▶ [PROBLEM DETAILS]
Count only the lines of the records that hold "电阻器市场份额", then give the number without any other words.

▶ [INPUT RECORDS]
◇ ◇ ◇ ◇ ◇ ◇ ◇

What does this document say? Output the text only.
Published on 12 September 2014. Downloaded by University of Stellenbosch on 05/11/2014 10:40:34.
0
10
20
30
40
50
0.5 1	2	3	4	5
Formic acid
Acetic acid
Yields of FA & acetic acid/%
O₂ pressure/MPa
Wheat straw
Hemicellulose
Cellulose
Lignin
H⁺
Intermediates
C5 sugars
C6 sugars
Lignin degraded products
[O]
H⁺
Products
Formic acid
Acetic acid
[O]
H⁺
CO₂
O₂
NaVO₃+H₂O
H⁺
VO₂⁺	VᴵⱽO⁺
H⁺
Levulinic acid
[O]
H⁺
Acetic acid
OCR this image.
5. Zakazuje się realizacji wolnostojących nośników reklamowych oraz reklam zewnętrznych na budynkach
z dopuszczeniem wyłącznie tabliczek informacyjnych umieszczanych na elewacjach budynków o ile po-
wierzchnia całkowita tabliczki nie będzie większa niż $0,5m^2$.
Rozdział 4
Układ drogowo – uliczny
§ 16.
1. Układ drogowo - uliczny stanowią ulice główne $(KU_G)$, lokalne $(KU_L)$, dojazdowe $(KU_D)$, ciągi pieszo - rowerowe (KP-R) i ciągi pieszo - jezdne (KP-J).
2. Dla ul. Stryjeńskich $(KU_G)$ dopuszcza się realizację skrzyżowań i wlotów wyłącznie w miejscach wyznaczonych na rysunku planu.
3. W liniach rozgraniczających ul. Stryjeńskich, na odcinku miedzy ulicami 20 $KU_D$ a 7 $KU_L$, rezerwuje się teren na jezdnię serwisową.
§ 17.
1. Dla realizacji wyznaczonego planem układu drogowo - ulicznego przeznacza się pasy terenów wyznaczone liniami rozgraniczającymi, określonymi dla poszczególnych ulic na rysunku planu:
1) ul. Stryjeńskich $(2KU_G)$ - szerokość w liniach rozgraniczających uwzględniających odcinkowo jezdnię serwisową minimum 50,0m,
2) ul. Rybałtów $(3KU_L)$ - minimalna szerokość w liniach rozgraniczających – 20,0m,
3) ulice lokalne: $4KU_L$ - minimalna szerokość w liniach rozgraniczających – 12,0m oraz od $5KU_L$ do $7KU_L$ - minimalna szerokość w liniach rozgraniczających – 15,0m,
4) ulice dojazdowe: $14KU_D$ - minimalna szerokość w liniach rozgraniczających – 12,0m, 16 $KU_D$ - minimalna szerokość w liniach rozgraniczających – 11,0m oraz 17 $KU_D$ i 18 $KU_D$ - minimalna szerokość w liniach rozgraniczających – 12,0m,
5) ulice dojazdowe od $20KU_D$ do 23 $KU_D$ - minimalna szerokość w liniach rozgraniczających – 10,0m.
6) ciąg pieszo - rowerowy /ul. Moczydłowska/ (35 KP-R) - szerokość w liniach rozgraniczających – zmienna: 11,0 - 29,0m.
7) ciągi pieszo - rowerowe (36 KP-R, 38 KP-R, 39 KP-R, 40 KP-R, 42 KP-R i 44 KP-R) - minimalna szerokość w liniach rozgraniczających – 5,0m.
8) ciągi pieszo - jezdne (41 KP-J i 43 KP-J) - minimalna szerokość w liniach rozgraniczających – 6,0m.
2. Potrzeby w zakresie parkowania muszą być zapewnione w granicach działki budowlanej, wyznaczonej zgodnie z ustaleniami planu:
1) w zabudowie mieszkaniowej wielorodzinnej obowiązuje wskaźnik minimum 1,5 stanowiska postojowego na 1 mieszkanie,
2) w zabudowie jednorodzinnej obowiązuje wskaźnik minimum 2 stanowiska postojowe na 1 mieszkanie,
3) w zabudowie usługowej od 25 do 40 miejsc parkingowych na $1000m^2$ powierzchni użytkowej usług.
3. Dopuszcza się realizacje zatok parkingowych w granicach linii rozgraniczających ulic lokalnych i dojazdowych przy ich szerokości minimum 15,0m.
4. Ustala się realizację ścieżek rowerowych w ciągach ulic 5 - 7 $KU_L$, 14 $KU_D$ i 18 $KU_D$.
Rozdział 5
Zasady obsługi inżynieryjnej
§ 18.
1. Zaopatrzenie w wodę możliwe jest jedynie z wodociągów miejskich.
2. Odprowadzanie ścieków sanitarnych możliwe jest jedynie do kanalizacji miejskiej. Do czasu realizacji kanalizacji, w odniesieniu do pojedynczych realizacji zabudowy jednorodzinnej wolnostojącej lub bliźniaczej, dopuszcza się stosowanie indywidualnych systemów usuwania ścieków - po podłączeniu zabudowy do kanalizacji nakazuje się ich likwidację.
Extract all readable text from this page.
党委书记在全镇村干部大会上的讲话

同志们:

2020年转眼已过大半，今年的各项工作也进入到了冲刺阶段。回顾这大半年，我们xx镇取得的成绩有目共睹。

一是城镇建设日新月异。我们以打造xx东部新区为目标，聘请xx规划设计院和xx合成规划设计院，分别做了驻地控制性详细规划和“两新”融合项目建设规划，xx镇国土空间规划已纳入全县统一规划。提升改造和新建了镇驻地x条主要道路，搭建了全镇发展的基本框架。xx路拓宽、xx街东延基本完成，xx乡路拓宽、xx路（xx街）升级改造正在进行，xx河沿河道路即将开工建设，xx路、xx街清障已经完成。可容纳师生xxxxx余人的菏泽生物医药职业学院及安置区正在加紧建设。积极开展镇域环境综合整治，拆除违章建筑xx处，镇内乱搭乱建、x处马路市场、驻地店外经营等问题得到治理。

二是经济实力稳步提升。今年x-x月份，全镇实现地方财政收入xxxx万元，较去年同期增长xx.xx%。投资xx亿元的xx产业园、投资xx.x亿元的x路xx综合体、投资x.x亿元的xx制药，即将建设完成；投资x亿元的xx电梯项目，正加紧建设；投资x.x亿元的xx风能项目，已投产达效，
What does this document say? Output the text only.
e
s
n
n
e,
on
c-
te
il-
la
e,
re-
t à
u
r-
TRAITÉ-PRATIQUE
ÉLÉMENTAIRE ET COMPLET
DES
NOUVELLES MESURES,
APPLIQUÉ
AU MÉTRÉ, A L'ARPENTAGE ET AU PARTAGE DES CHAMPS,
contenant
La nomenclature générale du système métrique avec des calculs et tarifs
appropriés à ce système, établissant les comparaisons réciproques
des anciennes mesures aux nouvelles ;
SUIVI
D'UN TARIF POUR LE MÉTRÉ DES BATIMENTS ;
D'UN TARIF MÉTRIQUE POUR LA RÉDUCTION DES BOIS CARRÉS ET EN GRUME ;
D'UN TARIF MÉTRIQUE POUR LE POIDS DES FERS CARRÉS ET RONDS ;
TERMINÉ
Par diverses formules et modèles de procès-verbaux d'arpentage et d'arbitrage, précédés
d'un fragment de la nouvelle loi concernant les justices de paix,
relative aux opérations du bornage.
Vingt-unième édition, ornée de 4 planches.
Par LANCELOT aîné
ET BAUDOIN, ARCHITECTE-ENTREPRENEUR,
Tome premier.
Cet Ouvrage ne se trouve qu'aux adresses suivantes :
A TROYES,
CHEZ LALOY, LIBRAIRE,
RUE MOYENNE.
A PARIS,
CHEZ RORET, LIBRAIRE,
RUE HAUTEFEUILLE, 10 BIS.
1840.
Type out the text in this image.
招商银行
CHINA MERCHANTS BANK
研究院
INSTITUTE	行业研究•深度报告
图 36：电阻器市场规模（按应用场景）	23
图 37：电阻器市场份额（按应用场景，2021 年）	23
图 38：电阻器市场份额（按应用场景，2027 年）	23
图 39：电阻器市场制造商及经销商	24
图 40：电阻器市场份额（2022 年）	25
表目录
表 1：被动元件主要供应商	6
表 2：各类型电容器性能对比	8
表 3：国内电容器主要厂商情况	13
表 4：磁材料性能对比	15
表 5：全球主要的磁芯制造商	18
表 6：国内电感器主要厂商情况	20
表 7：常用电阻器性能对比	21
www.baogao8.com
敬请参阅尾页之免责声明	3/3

◇ ◇ ◇ ◇ ◇ ◇ ◇

▶ [THE REPLY]
3